> _Brief_
Give only the number of lines in the listing below where the string "окисленно" occurs.

> _Input_
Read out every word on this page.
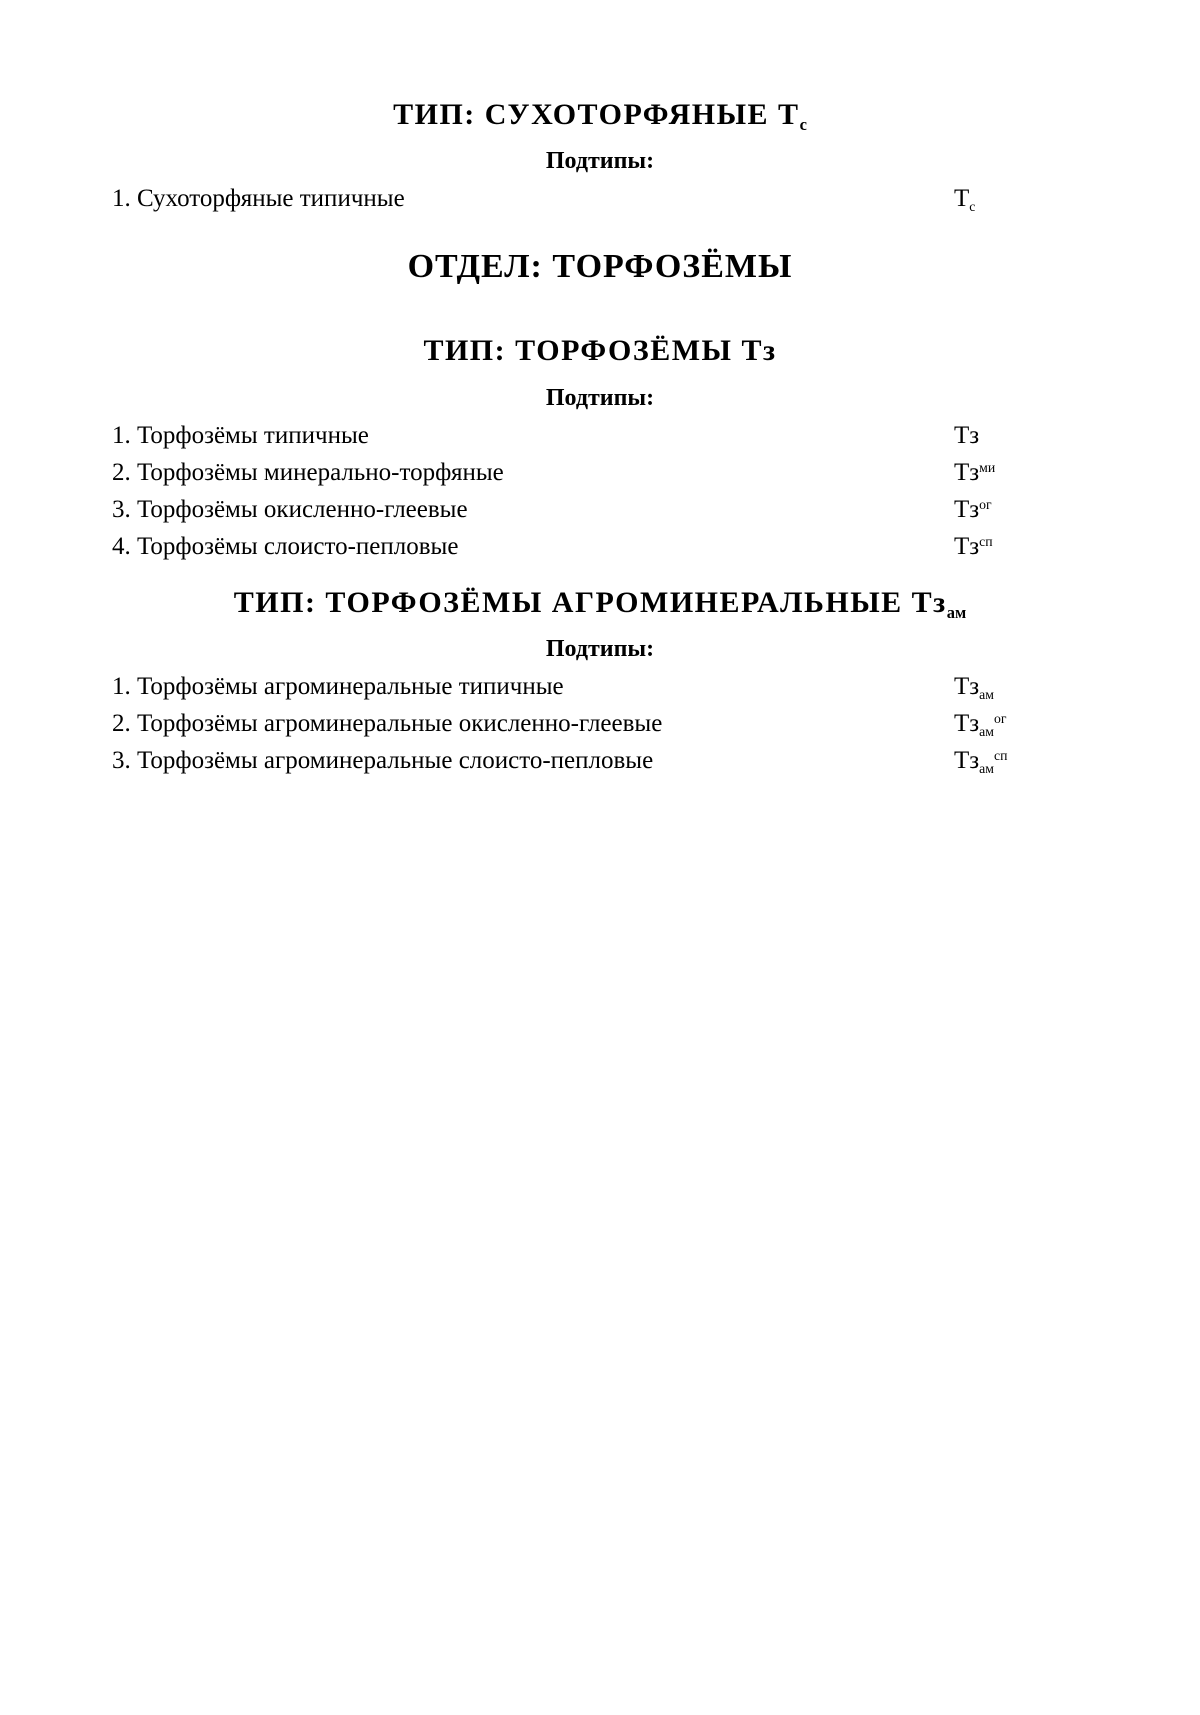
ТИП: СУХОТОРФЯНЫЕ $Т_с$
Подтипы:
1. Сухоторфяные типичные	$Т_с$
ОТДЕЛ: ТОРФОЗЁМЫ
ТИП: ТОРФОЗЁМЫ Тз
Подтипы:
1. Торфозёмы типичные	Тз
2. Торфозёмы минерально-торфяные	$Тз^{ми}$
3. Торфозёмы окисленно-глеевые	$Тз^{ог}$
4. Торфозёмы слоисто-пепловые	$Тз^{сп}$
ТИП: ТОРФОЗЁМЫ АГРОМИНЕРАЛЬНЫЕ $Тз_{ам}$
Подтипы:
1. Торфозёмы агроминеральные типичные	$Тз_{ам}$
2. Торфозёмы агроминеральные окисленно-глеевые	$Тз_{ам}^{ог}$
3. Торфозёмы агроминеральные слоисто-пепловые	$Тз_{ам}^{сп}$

> _Exercise result_
2